What to do
Search the data for the word "JSON" and copy every line where it occurs.

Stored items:
************
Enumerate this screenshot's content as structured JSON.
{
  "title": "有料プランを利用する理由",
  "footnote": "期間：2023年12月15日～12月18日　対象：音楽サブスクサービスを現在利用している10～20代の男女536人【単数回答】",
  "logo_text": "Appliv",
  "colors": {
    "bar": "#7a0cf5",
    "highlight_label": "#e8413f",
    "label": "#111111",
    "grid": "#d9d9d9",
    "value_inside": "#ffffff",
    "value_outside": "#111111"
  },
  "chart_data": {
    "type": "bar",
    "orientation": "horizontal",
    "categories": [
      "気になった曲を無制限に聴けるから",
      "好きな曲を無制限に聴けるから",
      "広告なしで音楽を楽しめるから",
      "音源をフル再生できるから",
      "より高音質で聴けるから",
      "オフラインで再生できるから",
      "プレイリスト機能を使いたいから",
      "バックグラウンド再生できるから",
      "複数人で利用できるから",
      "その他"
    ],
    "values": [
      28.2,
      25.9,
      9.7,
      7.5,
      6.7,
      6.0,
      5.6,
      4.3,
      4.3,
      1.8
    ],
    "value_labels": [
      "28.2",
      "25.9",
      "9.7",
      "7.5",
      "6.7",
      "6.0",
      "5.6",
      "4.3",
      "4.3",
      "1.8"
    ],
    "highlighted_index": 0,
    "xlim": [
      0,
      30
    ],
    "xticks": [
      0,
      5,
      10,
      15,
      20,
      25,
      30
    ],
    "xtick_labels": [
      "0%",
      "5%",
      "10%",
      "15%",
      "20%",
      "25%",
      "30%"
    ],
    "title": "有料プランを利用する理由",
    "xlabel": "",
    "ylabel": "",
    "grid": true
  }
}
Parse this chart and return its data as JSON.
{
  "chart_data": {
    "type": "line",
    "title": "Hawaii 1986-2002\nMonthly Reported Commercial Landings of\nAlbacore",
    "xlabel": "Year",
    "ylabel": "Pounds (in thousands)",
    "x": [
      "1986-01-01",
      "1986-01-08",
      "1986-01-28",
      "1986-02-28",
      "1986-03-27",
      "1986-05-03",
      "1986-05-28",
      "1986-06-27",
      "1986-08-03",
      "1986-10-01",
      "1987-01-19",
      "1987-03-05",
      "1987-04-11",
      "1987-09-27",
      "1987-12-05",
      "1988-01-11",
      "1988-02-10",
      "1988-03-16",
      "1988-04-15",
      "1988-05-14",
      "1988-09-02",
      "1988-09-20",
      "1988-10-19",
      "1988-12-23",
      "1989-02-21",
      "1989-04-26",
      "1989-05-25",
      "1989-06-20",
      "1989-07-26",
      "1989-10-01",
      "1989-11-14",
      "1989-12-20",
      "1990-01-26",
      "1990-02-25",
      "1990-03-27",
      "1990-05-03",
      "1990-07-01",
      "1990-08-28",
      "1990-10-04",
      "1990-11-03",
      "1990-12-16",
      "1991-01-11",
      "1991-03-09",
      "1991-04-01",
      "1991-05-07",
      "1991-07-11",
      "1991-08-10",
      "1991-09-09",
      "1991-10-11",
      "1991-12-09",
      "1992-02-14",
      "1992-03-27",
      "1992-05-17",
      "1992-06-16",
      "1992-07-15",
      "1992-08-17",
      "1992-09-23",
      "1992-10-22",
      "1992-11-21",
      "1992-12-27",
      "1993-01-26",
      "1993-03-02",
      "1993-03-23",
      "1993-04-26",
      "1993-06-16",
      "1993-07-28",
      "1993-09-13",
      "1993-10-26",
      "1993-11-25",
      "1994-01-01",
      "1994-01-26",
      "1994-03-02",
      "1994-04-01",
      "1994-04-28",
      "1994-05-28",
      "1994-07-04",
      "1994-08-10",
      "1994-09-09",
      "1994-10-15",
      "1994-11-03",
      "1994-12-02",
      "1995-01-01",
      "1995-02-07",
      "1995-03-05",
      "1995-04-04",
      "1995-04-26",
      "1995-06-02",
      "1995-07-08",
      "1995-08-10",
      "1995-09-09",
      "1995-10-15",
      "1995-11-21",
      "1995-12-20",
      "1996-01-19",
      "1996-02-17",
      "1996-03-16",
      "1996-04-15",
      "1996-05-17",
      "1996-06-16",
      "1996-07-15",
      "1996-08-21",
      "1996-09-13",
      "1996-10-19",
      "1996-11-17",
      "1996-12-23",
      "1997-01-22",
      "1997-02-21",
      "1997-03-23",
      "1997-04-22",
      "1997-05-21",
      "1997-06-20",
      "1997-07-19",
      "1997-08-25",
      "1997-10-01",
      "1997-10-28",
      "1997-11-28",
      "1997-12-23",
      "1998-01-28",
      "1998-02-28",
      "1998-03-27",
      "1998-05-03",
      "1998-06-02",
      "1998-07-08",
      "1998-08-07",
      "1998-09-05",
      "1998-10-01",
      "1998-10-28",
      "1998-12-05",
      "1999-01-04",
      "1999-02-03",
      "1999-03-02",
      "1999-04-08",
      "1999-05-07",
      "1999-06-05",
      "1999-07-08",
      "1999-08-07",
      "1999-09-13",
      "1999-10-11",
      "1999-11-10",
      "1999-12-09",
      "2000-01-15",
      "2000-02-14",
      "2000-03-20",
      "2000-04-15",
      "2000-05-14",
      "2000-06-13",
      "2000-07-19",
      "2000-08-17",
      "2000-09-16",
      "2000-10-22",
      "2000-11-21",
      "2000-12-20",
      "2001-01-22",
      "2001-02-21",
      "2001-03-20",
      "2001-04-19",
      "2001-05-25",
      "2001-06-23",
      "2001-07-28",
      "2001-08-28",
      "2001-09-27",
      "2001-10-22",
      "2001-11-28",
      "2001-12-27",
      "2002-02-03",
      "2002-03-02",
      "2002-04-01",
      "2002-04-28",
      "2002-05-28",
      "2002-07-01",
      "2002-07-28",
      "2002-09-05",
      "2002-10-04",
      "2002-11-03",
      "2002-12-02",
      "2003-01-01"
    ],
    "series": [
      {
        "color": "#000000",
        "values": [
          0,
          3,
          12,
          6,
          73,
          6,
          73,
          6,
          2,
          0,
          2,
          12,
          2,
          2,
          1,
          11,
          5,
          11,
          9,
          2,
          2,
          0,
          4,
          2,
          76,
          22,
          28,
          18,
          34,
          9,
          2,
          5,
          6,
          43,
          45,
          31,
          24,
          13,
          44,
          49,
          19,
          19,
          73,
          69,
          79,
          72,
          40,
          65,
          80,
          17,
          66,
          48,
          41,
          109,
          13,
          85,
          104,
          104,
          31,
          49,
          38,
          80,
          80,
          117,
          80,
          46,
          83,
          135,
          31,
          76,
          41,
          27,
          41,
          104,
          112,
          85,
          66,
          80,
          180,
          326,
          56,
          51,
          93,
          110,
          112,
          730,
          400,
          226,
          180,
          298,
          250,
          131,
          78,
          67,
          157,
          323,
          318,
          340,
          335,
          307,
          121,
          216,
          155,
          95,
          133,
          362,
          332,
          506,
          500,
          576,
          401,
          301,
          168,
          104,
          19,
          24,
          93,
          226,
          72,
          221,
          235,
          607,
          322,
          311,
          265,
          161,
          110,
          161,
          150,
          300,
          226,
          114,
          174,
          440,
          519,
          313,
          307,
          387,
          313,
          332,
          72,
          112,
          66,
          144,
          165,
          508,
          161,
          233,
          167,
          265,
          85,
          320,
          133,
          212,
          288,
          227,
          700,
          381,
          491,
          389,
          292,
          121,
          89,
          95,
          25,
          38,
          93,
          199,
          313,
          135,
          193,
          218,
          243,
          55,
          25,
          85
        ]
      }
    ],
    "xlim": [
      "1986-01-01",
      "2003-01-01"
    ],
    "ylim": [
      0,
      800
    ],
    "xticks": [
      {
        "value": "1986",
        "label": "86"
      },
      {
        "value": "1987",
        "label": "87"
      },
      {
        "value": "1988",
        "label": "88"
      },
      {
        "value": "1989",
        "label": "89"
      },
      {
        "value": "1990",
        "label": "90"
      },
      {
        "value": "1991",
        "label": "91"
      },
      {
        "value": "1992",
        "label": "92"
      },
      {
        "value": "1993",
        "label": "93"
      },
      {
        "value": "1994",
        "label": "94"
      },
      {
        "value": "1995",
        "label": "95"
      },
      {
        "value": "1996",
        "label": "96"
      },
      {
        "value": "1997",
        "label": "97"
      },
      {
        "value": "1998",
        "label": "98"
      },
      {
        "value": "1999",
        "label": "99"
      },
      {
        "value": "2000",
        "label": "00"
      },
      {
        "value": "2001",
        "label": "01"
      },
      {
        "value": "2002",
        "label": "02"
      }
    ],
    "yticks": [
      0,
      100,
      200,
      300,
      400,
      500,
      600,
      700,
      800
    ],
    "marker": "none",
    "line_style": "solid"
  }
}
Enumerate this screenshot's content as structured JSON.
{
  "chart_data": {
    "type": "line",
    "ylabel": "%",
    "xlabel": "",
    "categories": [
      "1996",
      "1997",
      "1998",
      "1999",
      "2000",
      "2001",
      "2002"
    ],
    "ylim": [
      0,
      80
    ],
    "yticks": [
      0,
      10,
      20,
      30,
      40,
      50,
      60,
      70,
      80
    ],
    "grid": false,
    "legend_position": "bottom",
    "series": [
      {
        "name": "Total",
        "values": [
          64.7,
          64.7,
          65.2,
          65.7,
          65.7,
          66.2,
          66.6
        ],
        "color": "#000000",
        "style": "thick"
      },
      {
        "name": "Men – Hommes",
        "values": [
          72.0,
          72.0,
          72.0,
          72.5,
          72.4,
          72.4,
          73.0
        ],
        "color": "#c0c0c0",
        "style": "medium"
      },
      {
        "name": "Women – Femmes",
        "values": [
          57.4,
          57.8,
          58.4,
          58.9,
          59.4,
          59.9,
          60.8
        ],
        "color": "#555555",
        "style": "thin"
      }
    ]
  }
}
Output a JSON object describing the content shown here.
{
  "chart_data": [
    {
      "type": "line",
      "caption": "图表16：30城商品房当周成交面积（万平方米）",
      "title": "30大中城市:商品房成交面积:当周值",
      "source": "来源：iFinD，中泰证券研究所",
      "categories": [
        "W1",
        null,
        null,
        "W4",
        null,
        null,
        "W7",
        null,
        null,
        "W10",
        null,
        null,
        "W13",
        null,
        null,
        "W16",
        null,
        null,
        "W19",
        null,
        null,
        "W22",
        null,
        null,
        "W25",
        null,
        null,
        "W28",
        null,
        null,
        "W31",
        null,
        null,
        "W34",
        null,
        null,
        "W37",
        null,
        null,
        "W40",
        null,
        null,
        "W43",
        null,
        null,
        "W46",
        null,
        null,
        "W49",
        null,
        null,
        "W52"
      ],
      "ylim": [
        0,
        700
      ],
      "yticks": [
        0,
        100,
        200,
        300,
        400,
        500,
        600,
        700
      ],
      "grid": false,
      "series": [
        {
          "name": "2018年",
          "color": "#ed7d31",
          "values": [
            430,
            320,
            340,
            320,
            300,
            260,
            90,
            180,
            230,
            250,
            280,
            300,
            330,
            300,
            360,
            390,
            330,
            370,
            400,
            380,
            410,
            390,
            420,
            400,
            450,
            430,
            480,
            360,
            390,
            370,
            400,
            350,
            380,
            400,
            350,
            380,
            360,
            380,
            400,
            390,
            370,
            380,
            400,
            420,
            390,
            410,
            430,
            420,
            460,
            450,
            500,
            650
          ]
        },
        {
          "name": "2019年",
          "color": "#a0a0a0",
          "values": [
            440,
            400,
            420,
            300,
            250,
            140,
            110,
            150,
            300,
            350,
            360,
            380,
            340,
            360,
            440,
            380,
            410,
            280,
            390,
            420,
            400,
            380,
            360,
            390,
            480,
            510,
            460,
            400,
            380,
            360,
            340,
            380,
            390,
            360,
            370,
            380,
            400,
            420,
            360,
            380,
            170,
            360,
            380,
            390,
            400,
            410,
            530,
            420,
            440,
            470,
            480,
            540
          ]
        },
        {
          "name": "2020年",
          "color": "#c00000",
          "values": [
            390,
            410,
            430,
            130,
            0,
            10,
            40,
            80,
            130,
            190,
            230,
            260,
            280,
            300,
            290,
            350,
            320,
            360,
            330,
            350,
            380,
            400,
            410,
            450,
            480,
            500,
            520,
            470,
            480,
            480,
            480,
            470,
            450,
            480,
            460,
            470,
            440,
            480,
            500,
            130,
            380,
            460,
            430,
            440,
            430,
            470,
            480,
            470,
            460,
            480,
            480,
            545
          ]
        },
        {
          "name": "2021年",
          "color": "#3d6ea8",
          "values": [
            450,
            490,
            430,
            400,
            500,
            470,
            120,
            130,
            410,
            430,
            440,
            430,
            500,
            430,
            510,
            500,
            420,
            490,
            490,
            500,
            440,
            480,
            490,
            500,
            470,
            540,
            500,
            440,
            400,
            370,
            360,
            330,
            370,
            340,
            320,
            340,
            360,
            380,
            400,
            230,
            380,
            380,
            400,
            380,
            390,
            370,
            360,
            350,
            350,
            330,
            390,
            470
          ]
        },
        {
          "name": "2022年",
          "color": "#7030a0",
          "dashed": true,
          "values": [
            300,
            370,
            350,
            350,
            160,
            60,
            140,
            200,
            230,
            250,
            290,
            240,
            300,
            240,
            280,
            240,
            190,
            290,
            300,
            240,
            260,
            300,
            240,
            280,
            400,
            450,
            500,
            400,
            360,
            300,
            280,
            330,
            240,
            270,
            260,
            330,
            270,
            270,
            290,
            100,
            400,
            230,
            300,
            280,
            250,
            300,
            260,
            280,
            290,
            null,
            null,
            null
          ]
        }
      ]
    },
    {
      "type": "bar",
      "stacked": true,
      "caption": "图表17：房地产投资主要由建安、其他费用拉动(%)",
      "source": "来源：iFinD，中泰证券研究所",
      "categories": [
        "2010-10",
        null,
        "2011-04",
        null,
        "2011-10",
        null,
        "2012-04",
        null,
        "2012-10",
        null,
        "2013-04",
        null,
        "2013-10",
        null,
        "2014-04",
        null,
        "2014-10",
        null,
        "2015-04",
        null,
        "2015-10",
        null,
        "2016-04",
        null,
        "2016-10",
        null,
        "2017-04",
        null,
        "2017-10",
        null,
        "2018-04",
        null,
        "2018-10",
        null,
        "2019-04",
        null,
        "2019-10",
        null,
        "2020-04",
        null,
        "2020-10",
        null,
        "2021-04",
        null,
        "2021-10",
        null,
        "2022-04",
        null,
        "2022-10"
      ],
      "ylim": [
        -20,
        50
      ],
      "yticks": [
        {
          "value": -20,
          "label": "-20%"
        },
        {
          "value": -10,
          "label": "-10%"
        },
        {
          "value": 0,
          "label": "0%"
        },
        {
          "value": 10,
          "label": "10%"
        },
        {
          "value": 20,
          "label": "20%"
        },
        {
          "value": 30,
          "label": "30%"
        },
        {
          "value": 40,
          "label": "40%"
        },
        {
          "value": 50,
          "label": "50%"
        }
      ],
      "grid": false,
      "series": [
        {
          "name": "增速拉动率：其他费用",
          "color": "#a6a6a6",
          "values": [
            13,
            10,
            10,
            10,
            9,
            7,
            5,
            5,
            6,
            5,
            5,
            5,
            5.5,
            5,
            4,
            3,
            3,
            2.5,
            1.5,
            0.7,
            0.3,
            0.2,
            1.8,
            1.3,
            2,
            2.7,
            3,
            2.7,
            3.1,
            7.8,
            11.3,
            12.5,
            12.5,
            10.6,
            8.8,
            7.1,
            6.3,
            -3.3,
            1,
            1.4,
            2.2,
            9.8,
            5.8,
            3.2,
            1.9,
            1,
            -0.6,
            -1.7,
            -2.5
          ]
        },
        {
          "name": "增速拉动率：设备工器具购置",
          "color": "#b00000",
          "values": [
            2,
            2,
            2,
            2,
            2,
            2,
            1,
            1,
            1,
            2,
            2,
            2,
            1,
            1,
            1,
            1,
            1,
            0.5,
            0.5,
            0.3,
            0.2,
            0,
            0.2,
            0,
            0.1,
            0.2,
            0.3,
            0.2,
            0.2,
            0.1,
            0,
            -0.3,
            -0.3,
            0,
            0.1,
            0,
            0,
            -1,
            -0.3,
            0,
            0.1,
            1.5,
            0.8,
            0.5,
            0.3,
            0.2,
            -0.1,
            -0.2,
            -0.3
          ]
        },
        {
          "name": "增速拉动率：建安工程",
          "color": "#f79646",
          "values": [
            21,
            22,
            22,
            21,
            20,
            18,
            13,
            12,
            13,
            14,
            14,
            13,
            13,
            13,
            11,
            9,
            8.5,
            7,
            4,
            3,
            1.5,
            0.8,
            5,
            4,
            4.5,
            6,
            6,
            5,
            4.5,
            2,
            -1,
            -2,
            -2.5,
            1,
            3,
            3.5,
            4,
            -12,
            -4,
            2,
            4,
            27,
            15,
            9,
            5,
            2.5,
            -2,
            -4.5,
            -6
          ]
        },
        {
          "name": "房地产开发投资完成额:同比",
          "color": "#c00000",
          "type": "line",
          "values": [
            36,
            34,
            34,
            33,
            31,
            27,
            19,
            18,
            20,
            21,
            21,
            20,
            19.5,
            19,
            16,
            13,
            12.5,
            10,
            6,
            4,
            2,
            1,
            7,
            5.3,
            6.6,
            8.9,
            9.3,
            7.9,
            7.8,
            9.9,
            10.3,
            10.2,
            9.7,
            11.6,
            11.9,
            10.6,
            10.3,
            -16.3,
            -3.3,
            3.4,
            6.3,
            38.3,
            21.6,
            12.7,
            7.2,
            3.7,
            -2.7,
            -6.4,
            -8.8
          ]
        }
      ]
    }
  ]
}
************
Task result
Enumerate this screenshot's content as structured JSON.
Parse this chart and return its data as JSON.
Enumerate this screenshot's content as structured JSON.
Output a JSON object describing the content shown here.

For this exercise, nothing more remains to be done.